# Material provided start

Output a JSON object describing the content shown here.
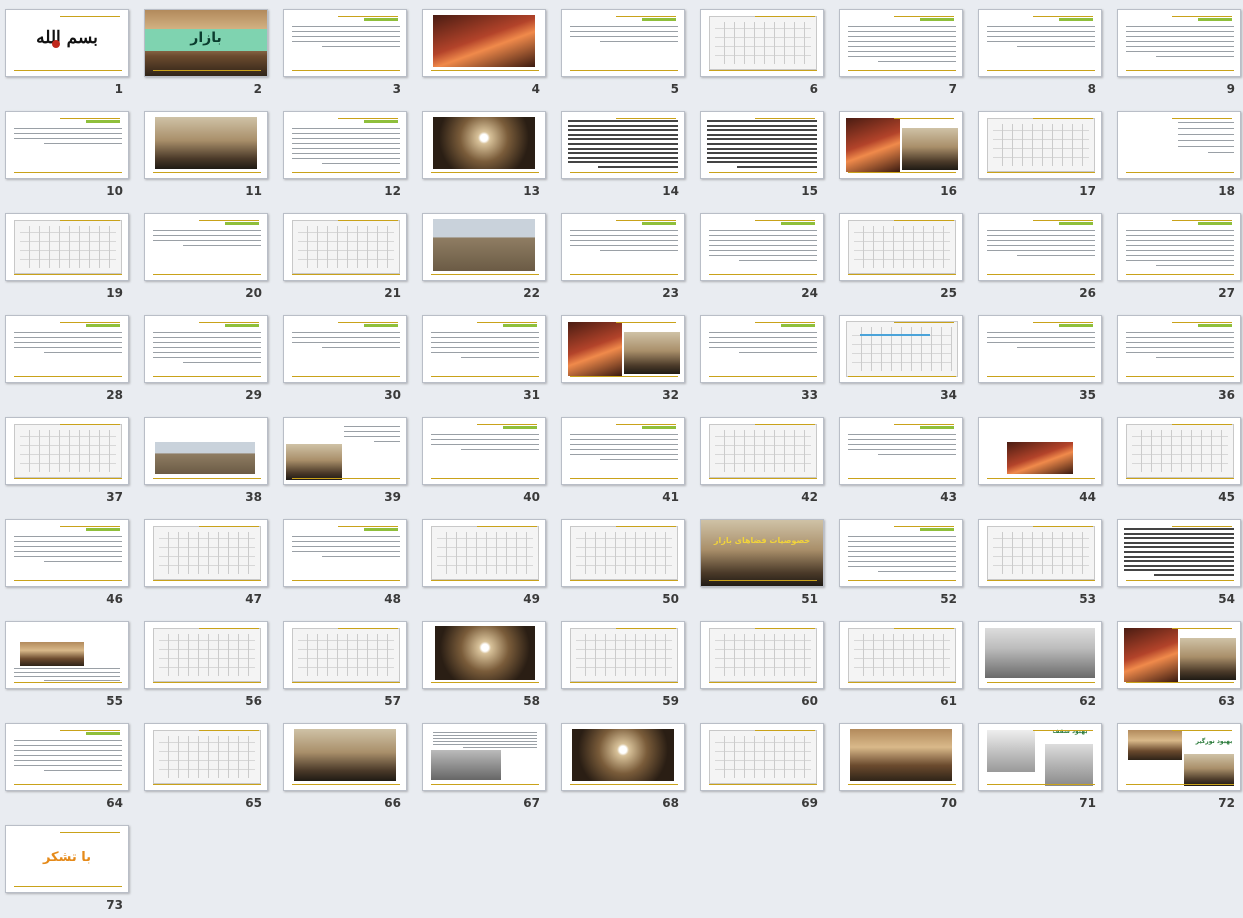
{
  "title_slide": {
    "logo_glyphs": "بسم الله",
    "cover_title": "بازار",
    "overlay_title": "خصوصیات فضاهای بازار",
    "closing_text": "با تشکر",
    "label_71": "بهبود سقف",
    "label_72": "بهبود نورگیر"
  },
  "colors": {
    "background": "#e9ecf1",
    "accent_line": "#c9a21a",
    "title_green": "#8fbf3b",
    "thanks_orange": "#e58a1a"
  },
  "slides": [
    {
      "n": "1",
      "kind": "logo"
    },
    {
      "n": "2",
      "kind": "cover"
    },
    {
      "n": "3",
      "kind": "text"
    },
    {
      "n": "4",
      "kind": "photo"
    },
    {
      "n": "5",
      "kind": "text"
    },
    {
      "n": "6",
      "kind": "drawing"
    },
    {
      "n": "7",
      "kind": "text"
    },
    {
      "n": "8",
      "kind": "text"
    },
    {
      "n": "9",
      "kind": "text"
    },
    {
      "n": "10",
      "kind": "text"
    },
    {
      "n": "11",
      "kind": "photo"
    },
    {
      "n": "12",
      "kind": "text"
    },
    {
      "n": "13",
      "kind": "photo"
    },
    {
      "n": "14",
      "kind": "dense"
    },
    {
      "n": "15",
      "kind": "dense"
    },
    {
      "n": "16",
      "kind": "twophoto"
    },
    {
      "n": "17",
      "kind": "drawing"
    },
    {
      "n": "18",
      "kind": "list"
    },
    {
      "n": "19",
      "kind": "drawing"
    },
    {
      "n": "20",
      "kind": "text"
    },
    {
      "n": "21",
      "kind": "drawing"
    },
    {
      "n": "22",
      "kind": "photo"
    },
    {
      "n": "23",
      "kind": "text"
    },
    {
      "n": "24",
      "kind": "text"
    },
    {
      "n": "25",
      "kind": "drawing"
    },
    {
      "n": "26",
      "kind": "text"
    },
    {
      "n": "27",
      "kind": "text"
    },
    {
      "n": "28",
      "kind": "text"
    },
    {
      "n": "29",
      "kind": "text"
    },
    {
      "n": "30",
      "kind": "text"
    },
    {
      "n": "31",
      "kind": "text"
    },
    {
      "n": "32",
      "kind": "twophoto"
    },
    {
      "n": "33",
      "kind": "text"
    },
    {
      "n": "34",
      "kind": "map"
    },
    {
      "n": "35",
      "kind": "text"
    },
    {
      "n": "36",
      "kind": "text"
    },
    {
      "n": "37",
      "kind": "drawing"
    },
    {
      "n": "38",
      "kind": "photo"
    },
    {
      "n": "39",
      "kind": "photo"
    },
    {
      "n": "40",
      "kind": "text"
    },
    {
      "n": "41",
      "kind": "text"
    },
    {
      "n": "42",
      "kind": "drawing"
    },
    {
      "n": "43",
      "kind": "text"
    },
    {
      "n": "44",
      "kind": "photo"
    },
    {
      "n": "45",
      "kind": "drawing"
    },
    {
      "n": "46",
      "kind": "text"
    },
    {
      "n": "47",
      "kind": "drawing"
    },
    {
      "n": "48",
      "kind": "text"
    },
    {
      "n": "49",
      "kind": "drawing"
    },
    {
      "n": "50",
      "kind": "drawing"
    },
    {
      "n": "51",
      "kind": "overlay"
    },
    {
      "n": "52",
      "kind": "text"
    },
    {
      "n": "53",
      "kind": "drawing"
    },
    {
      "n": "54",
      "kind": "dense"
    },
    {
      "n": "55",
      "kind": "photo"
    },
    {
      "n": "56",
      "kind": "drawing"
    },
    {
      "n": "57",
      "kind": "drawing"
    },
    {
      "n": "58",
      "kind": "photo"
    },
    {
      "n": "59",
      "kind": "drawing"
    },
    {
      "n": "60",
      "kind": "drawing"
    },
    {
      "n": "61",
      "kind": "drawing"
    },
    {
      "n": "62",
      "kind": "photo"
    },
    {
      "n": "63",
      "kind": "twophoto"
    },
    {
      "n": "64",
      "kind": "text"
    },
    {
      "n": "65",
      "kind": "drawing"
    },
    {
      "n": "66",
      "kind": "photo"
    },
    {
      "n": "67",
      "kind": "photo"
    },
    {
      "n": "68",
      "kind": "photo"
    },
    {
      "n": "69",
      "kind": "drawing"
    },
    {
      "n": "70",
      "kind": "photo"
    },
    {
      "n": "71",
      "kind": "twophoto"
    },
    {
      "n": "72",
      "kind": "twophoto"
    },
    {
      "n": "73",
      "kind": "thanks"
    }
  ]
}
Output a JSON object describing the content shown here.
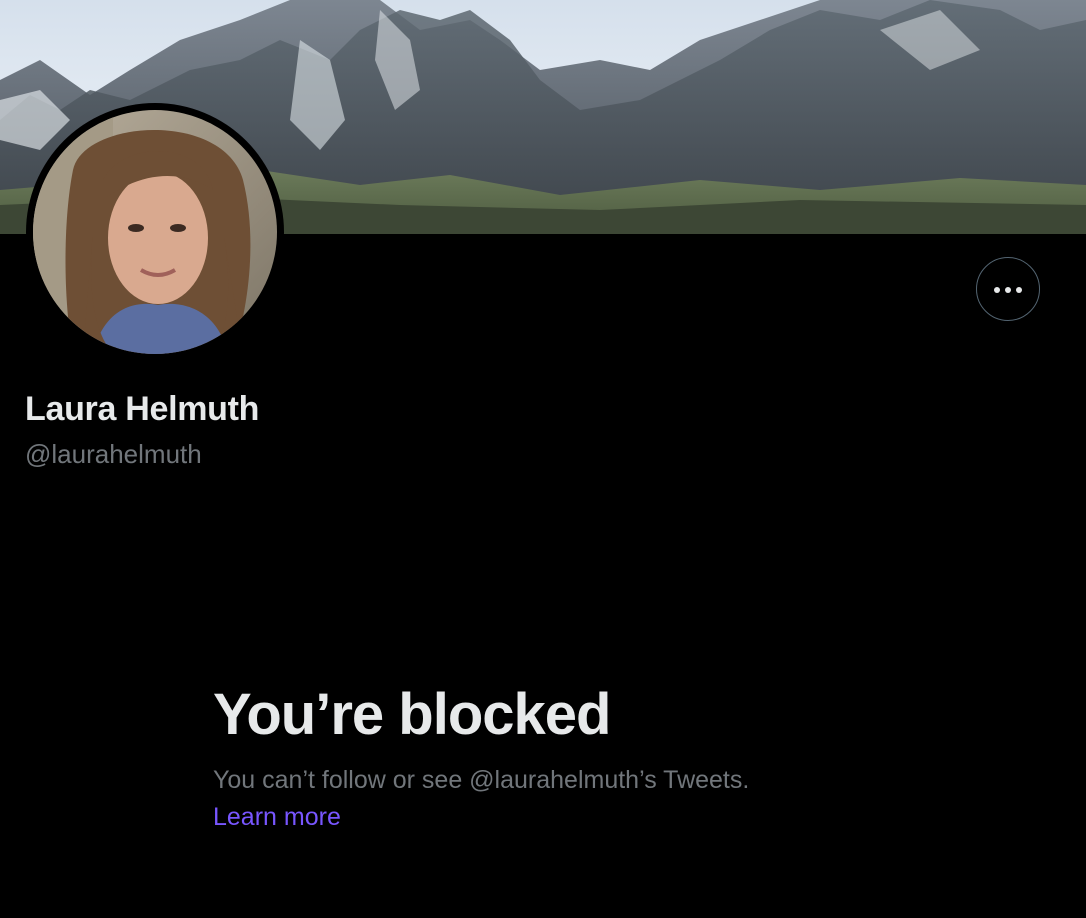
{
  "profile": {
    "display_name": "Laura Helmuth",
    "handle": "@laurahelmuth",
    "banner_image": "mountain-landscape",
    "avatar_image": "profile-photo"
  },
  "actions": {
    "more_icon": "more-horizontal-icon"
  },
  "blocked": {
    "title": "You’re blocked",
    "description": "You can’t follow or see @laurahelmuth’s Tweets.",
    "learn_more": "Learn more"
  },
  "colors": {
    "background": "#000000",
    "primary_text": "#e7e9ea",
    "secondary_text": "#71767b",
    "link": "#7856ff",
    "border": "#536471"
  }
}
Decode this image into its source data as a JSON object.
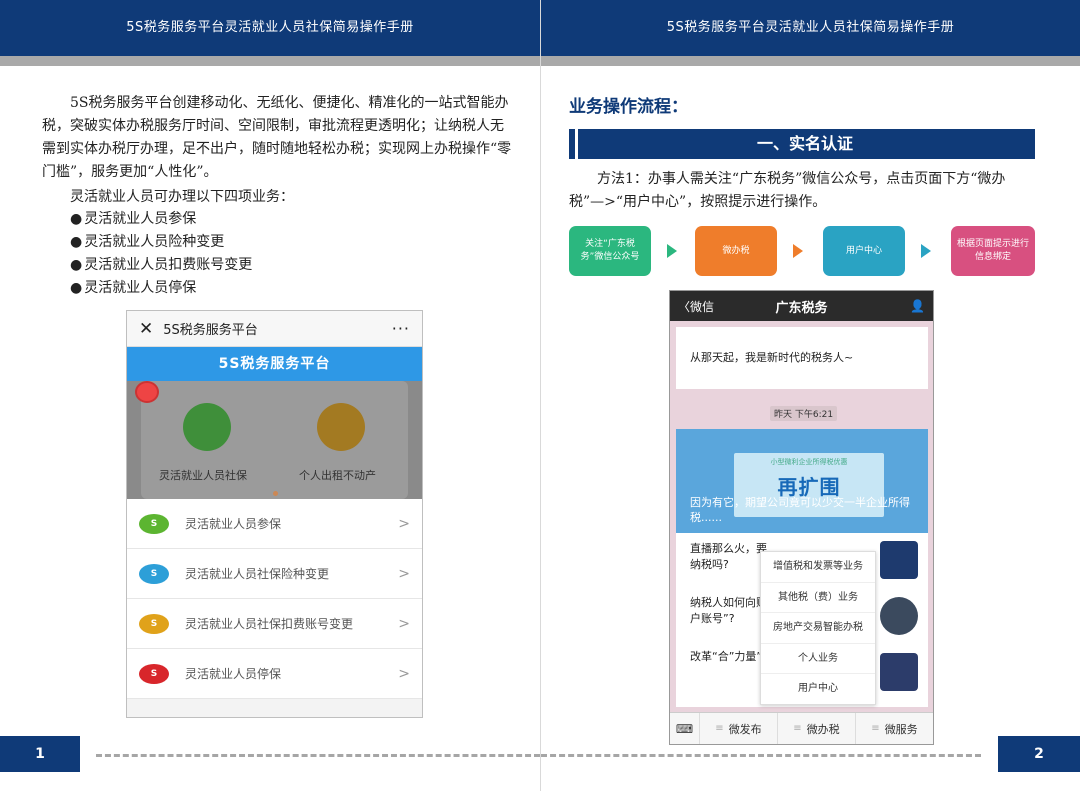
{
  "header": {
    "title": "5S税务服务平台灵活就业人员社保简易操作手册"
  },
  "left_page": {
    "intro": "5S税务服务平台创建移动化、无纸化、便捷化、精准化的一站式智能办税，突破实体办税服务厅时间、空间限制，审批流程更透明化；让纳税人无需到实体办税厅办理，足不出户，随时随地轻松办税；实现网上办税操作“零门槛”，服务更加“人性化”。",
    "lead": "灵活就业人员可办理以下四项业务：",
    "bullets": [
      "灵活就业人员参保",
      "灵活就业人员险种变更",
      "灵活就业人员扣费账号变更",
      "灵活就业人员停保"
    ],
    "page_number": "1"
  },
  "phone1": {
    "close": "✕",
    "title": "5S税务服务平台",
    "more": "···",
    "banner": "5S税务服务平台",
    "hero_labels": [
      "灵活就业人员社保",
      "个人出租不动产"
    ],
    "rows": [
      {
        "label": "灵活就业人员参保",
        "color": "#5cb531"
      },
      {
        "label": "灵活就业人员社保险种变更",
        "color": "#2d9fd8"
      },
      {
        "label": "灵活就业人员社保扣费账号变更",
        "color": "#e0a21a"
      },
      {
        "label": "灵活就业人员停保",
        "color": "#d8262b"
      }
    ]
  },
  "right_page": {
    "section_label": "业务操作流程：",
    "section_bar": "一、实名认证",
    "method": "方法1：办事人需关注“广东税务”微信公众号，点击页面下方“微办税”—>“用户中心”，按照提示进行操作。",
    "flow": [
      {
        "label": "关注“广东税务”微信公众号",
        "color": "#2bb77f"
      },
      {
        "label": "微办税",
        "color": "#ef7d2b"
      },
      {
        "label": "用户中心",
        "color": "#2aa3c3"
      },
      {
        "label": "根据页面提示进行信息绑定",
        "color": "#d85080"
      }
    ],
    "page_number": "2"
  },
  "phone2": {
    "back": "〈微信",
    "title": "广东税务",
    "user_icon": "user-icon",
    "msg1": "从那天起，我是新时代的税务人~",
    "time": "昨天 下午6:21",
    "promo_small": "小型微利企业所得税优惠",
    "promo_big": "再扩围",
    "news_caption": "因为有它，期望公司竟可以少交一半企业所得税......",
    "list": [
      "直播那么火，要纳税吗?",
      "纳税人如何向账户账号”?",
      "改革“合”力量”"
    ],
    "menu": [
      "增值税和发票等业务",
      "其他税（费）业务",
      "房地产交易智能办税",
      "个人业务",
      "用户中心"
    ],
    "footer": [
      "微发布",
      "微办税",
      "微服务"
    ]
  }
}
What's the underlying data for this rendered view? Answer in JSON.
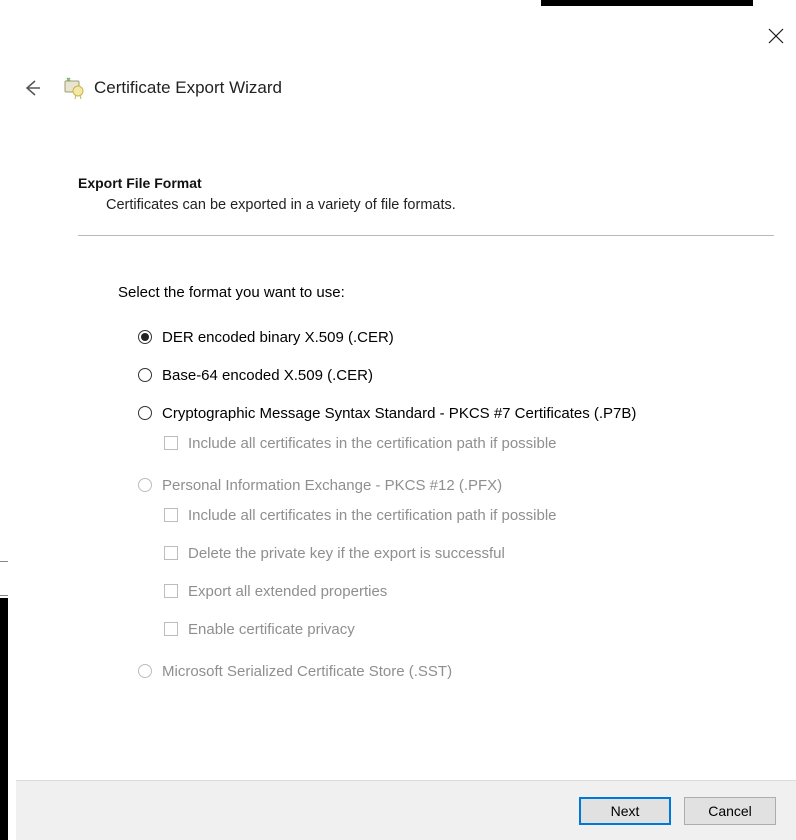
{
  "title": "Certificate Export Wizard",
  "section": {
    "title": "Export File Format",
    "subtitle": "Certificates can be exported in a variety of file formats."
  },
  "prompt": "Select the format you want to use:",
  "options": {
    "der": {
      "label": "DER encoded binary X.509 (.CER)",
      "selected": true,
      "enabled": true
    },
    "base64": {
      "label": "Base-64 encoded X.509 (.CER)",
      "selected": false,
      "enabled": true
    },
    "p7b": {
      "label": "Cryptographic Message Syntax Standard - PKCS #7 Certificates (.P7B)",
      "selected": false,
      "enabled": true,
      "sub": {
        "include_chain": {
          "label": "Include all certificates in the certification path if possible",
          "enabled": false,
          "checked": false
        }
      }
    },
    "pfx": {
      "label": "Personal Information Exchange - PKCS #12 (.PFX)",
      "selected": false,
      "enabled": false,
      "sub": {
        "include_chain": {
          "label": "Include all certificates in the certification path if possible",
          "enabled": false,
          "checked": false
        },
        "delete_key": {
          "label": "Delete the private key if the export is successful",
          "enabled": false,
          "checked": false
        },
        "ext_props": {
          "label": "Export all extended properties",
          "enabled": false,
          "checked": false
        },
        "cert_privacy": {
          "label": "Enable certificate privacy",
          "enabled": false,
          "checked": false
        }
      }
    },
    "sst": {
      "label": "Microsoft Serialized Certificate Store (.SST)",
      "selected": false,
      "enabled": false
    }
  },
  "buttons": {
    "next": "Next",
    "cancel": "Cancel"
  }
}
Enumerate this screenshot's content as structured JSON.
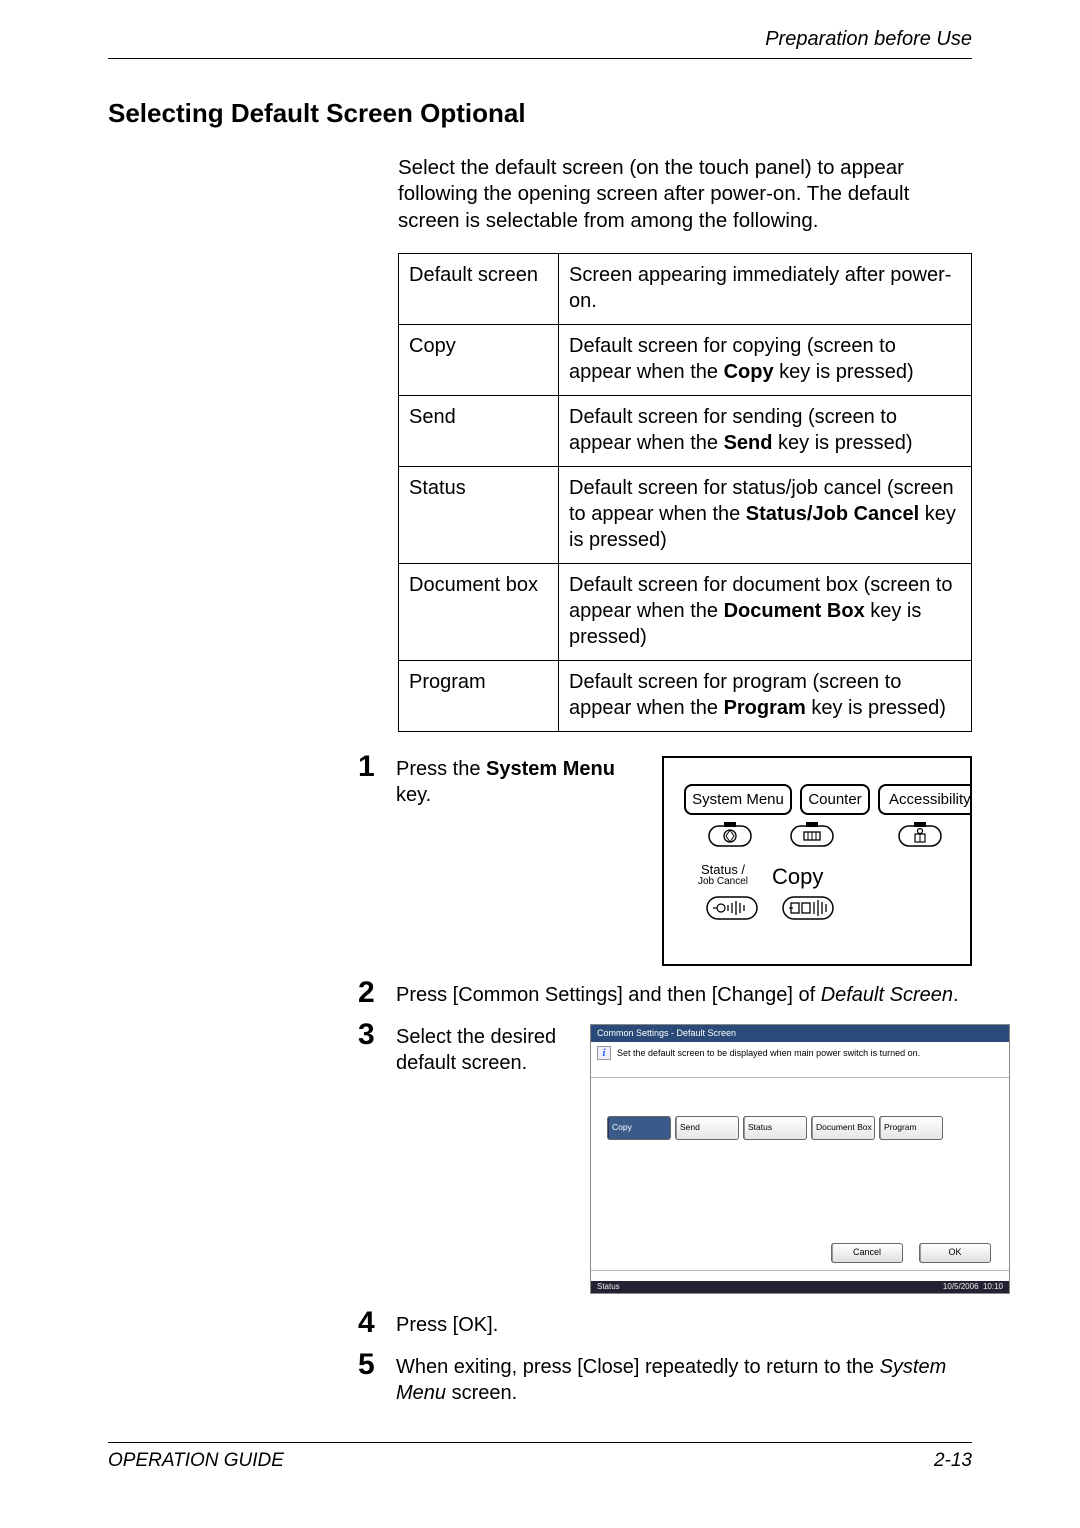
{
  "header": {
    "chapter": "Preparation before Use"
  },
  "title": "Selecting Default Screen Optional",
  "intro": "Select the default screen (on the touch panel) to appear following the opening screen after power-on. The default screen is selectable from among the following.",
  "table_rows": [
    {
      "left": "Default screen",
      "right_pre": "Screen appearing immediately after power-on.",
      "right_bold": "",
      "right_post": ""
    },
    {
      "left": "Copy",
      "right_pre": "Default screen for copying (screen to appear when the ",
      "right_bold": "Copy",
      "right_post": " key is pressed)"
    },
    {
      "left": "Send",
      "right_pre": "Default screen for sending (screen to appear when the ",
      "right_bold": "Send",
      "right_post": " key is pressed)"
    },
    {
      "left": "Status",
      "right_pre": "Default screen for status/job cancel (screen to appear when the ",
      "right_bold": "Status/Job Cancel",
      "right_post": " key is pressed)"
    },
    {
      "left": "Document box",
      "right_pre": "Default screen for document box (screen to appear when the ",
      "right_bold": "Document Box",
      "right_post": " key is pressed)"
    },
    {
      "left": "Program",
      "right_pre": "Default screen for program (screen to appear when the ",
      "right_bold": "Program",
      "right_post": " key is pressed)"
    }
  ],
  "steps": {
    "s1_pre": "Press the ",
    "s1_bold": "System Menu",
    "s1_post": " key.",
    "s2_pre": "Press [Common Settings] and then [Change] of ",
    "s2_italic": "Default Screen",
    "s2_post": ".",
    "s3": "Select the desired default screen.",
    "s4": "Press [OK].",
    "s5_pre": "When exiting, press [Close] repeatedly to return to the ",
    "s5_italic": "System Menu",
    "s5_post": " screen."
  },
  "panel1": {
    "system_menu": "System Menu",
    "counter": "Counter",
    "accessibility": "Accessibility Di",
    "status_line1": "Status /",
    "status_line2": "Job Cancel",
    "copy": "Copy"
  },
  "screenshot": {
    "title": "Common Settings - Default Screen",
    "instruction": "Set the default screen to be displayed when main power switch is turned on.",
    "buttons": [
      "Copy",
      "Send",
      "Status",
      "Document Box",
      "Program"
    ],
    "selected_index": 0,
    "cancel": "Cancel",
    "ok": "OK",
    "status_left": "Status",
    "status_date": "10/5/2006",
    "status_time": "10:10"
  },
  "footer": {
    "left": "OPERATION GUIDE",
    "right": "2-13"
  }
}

# Material provided end

Written problem = Copy out all lines above that include the string "JSON".

Exercise solution =
Output a JSON object describing the content shown here.
Output a JSON object describing the content shown here.
Decode this image into its source data as a JSON object.
What's the underlying data for this rendered view? Answer in JSON.
Enumerate this screenshot's content as structured JSON.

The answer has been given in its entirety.